Dataset records on visual material
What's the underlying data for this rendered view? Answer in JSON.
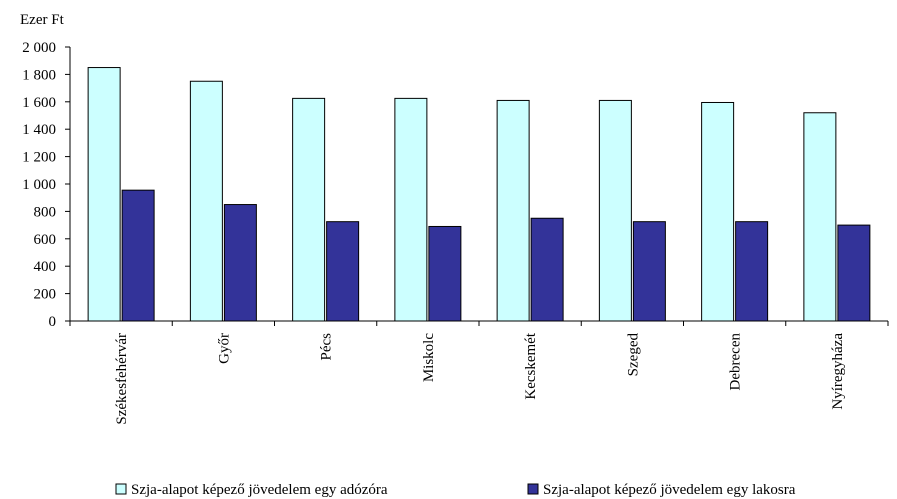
{
  "chart_data": {
    "type": "bar",
    "ylabel": "Ezer Ft",
    "ylim": [
      0,
      2000
    ],
    "ytick_step": 200,
    "ytick_labels": [
      "0",
      "200",
      "400",
      "600",
      "800",
      "1 000",
      "1 200",
      "1 400",
      "1 600",
      "1 800",
      "2 000"
    ],
    "grid": false,
    "legend_position": "bottom",
    "categories": [
      "Székesfehérvár",
      "Győr",
      "Pécs",
      "Miskolc",
      "Kecskemét",
      "Szeged",
      "Debrecen",
      "Nyíregyháza"
    ],
    "series": [
      {
        "name": "Szja-alapot képező jövedelem egy adózóra",
        "color": "#ccffff",
        "values": [
          1850,
          1750,
          1625,
          1625,
          1610,
          1610,
          1595,
          1520
        ]
      },
      {
        "name": "Szja-alapot képező jövedelem egy lakosra",
        "color": "#333399",
        "values": [
          955,
          850,
          725,
          690,
          750,
          725,
          725,
          700
        ]
      }
    ]
  }
}
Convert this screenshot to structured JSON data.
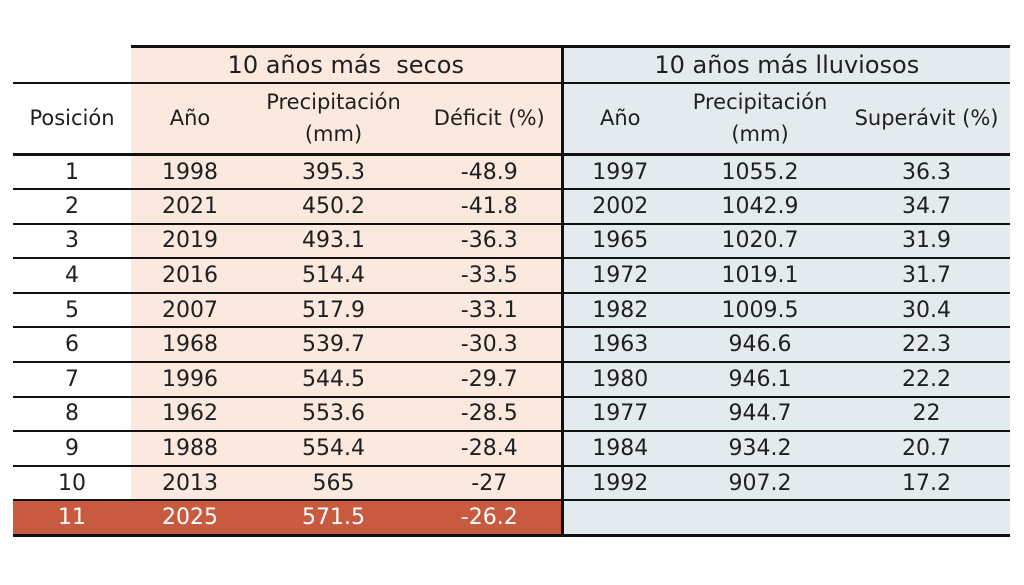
{
  "chart_data": {
    "type": "table",
    "group_headers": {
      "dry": "10 años más  secos",
      "wet": "10 años más lluviosos"
    },
    "column_headers": {
      "position": "Posición",
      "dry_year": "Año",
      "dry_precip_line1": "Precipitación",
      "dry_precip_line2": "(mm)",
      "dry_deficit": "Déficit (%)",
      "wet_year": "Año",
      "wet_precip_line1": "Precipitación",
      "wet_precip_line2": "(mm)",
      "wet_surplus": "Superávit (%)"
    },
    "rows": [
      {
        "pos": "1",
        "dry_year": "1998",
        "dry_precip": "395.3",
        "deficit": "-48.9",
        "wet_year": "1997",
        "wet_precip": "1055.2",
        "surplus": "36.3"
      },
      {
        "pos": "2",
        "dry_year": "2021",
        "dry_precip": "450.2",
        "deficit": "-41.8",
        "wet_year": "2002",
        "wet_precip": "1042.9",
        "surplus": "34.7"
      },
      {
        "pos": "3",
        "dry_year": "2019",
        "dry_precip": "493.1",
        "deficit": "-36.3",
        "wet_year": "1965",
        "wet_precip": "1020.7",
        "surplus": "31.9"
      },
      {
        "pos": "4",
        "dry_year": "2016",
        "dry_precip": "514.4",
        "deficit": "-33.5",
        "wet_year": "1972",
        "wet_precip": "1019.1",
        "surplus": "31.7"
      },
      {
        "pos": "5",
        "dry_year": "2007",
        "dry_precip": "517.9",
        "deficit": "-33.1",
        "wet_year": "1982",
        "wet_precip": "1009.5",
        "surplus": "30.4"
      },
      {
        "pos": "6",
        "dry_year": "1968",
        "dry_precip": "539.7",
        "deficit": "-30.3",
        "wet_year": "1963",
        "wet_precip": "946.6",
        "surplus": "22.3"
      },
      {
        "pos": "7",
        "dry_year": "1996",
        "dry_precip": "544.5",
        "deficit": "-29.7",
        "wet_year": "1980",
        "wet_precip": "946.1",
        "surplus": "22.2"
      },
      {
        "pos": "8",
        "dry_year": "1962",
        "dry_precip": "553.6",
        "deficit": "-28.5",
        "wet_year": "1977",
        "wet_precip": "944.7",
        "surplus": "22"
      },
      {
        "pos": "9",
        "dry_year": "1988",
        "dry_precip": "554.4",
        "deficit": "-28.4",
        "wet_year": "1984",
        "wet_precip": "934.2",
        "surplus": "20.7"
      },
      {
        "pos": "10",
        "dry_year": "2013",
        "dry_precip": "565",
        "deficit": "-27",
        "wet_year": "1992",
        "wet_precip": "907.2",
        "surplus": "17.2"
      },
      {
        "pos": "11",
        "dry_year": "2025",
        "dry_precip": "571.5",
        "deficit": "-26.2",
        "wet_year": "",
        "wet_precip": "",
        "surplus": "",
        "highlight": true
      }
    ],
    "colors": {
      "dry_fill": "#fbe9e0",
      "wet_fill": "#e4ebef",
      "highlight_fill": "#c85a40",
      "highlight_text": "#ffffff",
      "rule": "#111111"
    }
  }
}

Goal of the exercise:
Quote all the records verbatim, dropping any pictures from your copy.

Written reply:
What's the underlying data for this rendered view? Answer in JSON.
{
  "chart_data": {
    "type": "bar",
    "ylabel": "Ezer Ft",
    "ylim": [
      0,
      2000
    ],
    "ytick_step": 200,
    "ytick_labels": [
      "0",
      "200",
      "400",
      "600",
      "800",
      "1 000",
      "1 200",
      "1 400",
      "1 600",
      "1 800",
      "2 000"
    ],
    "grid": false,
    "legend_position": "bottom",
    "categories": [
      "Székesfehérvár",
      "Győr",
      "Pécs",
      "Miskolc",
      "Kecskemét",
      "Szeged",
      "Debrecen",
      "Nyíregyháza"
    ],
    "series": [
      {
        "name": "Szja-alapot képező jövedelem egy adózóra",
        "color": "#ccffff",
        "values": [
          1850,
          1750,
          1625,
          1625,
          1610,
          1610,
          1595,
          1520
        ]
      },
      {
        "name": "Szja-alapot képező jövedelem egy lakosra",
        "color": "#333399",
        "values": [
          955,
          850,
          725,
          690,
          750,
          725,
          725,
          700
        ]
      }
    ]
  }
}
Convert this screenshot to structured JSON data.
{
  "chart_data": {
    "type": "table",
    "group_headers": {
      "dry": "10 años más  secos",
      "wet": "10 años más lluviosos"
    },
    "column_headers": {
      "position": "Posición",
      "dry_year": "Año",
      "dry_precip_line1": "Precipitación",
      "dry_precip_line2": "(mm)",
      "dry_deficit": "Déficit (%)",
      "wet_year": "Año",
      "wet_precip_line1": "Precipitación",
      "wet_precip_line2": "(mm)",
      "wet_surplus": "Superávit (%)"
    },
    "rows": [
      {
        "pos": "1",
        "dry_year": "1998",
        "dry_precip": "395.3",
        "deficit": "-48.9",
        "wet_year": "1997",
        "wet_precip": "1055.2",
        "surplus": "36.3"
      },
      {
        "pos": "2",
        "dry_year": "2021",
        "dry_precip": "450.2",
        "deficit": "-41.8",
        "wet_year": "2002",
        "wet_precip": "1042.9",
        "surplus": "34.7"
      },
      {
        "pos": "3",
        "dry_year": "2019",
        "dry_precip": "493.1",
        "deficit": "-36.3",
        "wet_year": "1965",
        "wet_precip": "1020.7",
        "surplus": "31.9"
      },
      {
        "pos": "4",
        "dry_year": "2016",
        "dry_precip": "514.4",
        "deficit": "-33.5",
        "wet_year": "1972",
        "wet_precip": "1019.1",
        "surplus": "31.7"
      },
      {
        "pos": "5",
        "dry_year": "2007",
        "dry_precip": "517.9",
        "deficit": "-33.1",
        "wet_year": "1982",
        "wet_precip": "1009.5",
        "surplus": "30.4"
      },
      {
        "pos": "6",
        "dry_year": "1968",
        "dry_precip": "539.7",
        "deficit": "-30.3",
        "wet_year": "1963",
        "wet_precip": "946.6",
        "surplus": "22.3"
      },
      {
        "pos": "7",
        "dry_year": "1996",
        "dry_precip": "544.5",
        "deficit": "-29.7",
        "wet_year": "1980",
        "wet_precip": "946.1",
        "surplus": "22.2"
      },
      {
        "pos": "8",
        "dry_year": "1962",
        "dry_precip": "553.6",
        "deficit": "-28.5",
        "wet_year": "1977",
        "wet_precip": "944.7",
        "surplus": "22"
      },
      {
        "pos": "9",
        "dry_year": "1988",
        "dry_precip": "554.4",
        "deficit": "-28.4",
        "wet_year": "1984",
        "wet_precip": "934.2",
        "surplus": "20.7"
      },
      {
        "pos": "10",
        "dry_year": "2013",
        "dry_precip": "565",
        "deficit": "-27",
        "wet_year": "1992",
        "wet_precip": "907.2",
        "surplus": "17.2"
      },
      {
        "pos": "11",
        "dry_year": "2025",
        "dry_precip": "571.5",
        "deficit": "-26.2",
        "wet_year": "",
        "wet_precip": "",
        "surplus": "",
        "highlight": true
      }
    ],
    "colors": {
      "dry_fill": "#fbe9e0",
      "wet_fill": "#e4ebef",
      "highlight_fill": "#c85a40",
      "highlight_text": "#ffffff",
      "rule": "#111111"
    }
  }
}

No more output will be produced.